## Records for this exercise
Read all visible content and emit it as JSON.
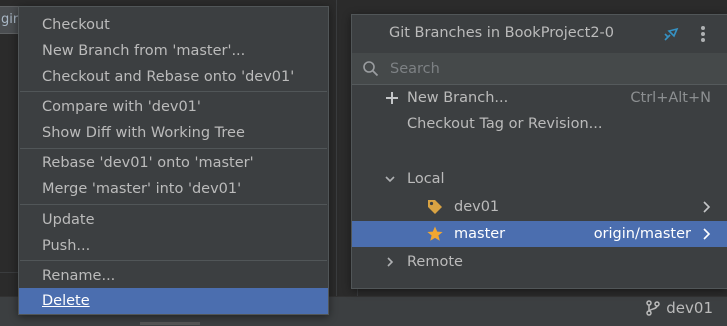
{
  "background": {
    "tab_fragment": "gin",
    "branch_indicator": "dev01"
  },
  "context_menu": {
    "items": [
      {
        "label": "Checkout"
      },
      {
        "label": "New Branch from 'master'..."
      },
      {
        "label": "Checkout and Rebase onto 'dev01'"
      },
      {
        "label": "Compare with 'dev01'"
      },
      {
        "label": "Show Diff with Working Tree"
      },
      {
        "label": "Rebase 'dev01' onto 'master'"
      },
      {
        "label": "Merge 'master' into 'dev01'"
      },
      {
        "label": "Update"
      },
      {
        "label": "Push..."
      },
      {
        "label": "Rename..."
      },
      {
        "label": "Delete",
        "selected": true
      }
    ]
  },
  "git_branches": {
    "title": "Git Branches in BookProject2-0",
    "search_placeholder": "Search",
    "actions": [
      {
        "label": "New Branch...",
        "shortcut": "Ctrl+Alt+N"
      },
      {
        "label": "Checkout Tag or Revision..."
      }
    ],
    "local_label": "Local",
    "local_branches": [
      {
        "name": "dev01",
        "icon": "tag-icon"
      },
      {
        "name": "master",
        "icon": "star-icon",
        "tracking": "origin/master",
        "selected": true
      }
    ],
    "remote_label": "Remote"
  },
  "colors": {
    "selection": "#4b6eaf",
    "tag": "#d9a343",
    "star": "#f0a732",
    "pin": "#3592c4"
  }
}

## Instructions to follow
Say how many lines in the listing above include "Rebase". Give nothing but the number.

## Solution to this problem
2